» **What is asked**
Repeat each line exactly as it is written.

» **Stored entries**
_ _ _ _ _
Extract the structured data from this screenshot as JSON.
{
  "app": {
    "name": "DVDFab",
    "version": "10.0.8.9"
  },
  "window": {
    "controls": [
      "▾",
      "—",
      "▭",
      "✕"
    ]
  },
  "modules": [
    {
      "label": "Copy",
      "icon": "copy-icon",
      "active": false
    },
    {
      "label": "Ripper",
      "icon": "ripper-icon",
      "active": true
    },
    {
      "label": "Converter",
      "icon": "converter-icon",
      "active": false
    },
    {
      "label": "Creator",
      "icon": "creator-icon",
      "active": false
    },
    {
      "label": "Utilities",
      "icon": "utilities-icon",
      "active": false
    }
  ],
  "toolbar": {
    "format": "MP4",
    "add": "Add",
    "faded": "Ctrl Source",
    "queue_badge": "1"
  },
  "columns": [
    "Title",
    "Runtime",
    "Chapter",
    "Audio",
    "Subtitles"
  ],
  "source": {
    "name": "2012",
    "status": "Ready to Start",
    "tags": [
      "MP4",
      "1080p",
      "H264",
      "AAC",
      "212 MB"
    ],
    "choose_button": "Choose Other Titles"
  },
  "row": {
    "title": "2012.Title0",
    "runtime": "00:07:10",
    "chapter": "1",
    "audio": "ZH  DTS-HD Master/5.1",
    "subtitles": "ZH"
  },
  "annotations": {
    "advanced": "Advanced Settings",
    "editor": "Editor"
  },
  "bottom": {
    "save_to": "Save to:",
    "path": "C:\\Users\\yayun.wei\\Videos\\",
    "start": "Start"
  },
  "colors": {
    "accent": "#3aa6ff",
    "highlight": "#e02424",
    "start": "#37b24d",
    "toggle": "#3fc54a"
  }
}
_ _ _ _ _
» **Solution for this task**
Extract the structured data from this screenshot as JSON.
{
  "app": {
    "name": "DVDFab",
    "version": "10.0.8.9"
  },
  "window": {
    "controls": [
      "▾",
      "—",
      "▭",
      "✕"
    ]
  },
  "modules": [
    {
      "label": "Copy",
      "icon": "copy-icon",
      "active": false
    },
    {
      "label": "Ripper",
      "icon": "ripper-icon",
      "active": true
    },
    {
      "label": "Converter",
      "icon": "converter-icon",
      "active": false
    },
    {
      "label": "Creator",
      "icon": "creator-icon",
      "active": false
    },
    {
      "label": "Utilities",
      "icon": "utilities-icon",
      "active": false
    }
  ],
  "toolbar": {
    "format": "MP4",
    "add": "Add",
    "faded": "Ctrl Source",
    "queue_badge": "1"
  },
  "columns": [
    "Title",
    "Runtime",
    "Chapter",
    "Audio",
    "Subtitles"
  ],
  "source": {
    "name": "2012",
    "status": "Ready to Start",
    "tags": [
      "MP4",
      "1080p",
      "H264",
      "AAC",
      "212 MB"
    ],
    "choose_button": "Choose Other Titles"
  },
  "row": {
    "title": "2012.Title0",
    "runtime": "00:07:10",
    "chapter": "1",
    "audio": "ZH  DTS-HD Master/5.1",
    "subtitles": "ZH"
  },
  "annotations": {
    "advanced": "Advanced Settings",
    "editor": "Editor"
  },
  "bottom": {
    "save_to": "Save to:",
    "path": "C:\\Users\\yayun.wei\\Videos\\",
    "start": "Start"
  },
  "colors": {
    "accent": "#3aa6ff",
    "highlight": "#e02424",
    "start": "#37b24d",
    "toggle": "#3fc54a"
  }
}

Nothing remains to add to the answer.